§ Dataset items
======

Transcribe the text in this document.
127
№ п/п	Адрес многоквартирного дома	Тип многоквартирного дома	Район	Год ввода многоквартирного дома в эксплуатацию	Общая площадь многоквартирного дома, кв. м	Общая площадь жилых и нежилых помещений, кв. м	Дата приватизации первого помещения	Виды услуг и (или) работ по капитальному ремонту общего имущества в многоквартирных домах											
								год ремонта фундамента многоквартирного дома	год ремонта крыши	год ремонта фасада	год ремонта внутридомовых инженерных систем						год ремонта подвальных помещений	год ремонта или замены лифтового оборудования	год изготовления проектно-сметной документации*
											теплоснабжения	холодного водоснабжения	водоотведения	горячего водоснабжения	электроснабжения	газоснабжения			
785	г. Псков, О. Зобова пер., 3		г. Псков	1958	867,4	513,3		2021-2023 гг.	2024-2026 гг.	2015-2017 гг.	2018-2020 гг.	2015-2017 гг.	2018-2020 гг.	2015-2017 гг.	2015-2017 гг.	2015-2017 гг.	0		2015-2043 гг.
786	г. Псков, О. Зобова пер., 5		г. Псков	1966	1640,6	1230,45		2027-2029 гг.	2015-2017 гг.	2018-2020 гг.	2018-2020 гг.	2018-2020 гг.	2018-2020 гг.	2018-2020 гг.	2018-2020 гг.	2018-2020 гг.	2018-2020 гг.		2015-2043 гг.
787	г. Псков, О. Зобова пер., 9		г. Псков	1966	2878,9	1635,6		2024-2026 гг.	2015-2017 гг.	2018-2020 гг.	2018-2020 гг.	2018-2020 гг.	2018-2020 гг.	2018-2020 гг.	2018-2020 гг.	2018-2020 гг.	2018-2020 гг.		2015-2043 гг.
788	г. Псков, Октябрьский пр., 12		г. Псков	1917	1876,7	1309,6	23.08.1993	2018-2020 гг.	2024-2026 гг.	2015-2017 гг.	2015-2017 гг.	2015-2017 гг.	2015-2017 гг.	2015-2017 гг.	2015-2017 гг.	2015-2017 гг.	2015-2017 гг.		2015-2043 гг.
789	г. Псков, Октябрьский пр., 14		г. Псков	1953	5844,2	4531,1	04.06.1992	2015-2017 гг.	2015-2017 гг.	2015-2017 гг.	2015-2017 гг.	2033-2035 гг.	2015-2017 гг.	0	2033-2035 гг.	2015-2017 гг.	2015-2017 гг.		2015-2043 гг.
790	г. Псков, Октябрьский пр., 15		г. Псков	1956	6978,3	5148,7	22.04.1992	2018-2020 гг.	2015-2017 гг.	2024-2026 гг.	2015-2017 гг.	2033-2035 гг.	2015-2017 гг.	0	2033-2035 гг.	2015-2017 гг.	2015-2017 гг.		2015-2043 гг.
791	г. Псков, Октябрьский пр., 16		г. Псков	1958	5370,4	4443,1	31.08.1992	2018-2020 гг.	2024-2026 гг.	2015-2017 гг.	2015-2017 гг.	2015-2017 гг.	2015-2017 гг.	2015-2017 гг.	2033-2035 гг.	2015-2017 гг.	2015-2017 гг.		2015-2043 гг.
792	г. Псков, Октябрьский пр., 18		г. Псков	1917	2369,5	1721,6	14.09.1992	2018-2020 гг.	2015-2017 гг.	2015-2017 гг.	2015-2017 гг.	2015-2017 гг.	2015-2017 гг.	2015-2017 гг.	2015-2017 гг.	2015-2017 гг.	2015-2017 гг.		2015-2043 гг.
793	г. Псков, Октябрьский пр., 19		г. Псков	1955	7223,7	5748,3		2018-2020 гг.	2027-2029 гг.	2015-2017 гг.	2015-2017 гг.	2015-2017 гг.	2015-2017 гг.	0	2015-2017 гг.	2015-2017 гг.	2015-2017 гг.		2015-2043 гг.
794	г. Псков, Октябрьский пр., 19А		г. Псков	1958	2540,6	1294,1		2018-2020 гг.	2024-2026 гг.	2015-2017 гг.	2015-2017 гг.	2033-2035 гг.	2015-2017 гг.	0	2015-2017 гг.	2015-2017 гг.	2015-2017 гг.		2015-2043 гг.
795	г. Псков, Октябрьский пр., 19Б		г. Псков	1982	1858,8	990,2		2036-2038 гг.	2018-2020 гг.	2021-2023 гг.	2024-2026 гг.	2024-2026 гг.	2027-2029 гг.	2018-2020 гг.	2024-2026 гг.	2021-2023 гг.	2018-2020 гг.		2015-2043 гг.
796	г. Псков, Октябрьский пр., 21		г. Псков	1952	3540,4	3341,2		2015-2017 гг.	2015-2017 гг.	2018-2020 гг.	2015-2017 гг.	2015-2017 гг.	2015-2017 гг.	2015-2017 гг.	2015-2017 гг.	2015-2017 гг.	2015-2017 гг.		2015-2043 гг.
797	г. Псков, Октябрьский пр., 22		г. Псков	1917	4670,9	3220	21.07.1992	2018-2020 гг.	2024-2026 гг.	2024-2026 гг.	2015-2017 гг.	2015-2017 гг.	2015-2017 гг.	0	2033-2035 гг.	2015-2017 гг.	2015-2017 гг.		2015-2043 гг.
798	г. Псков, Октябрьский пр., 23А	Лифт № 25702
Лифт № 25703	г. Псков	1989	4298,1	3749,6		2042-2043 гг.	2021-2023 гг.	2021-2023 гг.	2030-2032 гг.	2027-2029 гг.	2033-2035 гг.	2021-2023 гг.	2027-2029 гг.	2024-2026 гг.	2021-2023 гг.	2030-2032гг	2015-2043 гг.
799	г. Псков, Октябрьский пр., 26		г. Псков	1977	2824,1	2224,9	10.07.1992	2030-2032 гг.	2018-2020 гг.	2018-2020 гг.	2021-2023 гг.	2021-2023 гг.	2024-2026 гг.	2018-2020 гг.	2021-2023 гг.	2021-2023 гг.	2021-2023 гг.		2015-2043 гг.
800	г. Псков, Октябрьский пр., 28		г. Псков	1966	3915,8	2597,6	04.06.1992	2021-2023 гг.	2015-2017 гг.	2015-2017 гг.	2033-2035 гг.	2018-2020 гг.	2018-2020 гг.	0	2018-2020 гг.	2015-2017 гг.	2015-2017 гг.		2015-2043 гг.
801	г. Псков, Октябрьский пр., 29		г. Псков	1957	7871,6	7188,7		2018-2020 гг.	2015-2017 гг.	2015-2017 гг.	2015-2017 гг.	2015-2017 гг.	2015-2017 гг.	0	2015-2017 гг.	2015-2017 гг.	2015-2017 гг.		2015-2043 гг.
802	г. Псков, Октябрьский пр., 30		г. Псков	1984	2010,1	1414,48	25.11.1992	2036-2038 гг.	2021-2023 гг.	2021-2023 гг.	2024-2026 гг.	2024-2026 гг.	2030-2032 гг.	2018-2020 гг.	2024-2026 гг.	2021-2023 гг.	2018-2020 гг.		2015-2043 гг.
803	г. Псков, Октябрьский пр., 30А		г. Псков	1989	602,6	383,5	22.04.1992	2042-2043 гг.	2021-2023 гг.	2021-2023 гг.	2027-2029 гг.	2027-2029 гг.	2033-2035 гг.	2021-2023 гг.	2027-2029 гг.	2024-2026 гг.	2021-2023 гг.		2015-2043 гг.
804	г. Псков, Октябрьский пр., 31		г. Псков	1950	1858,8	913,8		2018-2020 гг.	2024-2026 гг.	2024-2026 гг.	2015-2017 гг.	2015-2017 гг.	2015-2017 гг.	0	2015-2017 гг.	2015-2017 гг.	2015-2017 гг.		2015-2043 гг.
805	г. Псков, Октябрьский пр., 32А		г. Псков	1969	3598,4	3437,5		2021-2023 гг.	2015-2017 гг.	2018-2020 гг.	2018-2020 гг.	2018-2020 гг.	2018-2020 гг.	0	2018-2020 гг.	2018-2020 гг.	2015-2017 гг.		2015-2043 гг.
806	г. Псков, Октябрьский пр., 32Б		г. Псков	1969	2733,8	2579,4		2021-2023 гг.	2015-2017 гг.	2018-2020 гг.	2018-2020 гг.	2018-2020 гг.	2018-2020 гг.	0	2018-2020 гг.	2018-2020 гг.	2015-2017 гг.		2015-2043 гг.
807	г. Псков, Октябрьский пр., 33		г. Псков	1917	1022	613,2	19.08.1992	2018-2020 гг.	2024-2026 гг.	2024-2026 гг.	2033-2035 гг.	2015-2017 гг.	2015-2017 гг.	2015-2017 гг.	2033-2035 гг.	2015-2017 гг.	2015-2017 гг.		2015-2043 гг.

======

§ Exercise requirements
Check every line of the data above for the string "многоквартирного", and copy those that have it.

§ Response to this task
№ п/п	Адрес многоквартирного дома	Тип многоквартирного дома	Район	Год ввода многоквартирного дома в эксплуатацию	Общая площадь многоквартирного дома, кв. м	Общая площадь жилых и нежилых помещений, кв. м	Дата приватизации первого помещения	Виды услуг и (или) работ по капитальному ремонту общего имущества в многоквартирных домах											
								год ремонта фундамента многоквартирного дома	год ремонта крыши	год ремонта фасада	год ремонта внутридомовых инженерных систем						год ремонта подвальных помещений	год ремонта или замены лифтового оборудования	год изготовления проектно-сметной документации*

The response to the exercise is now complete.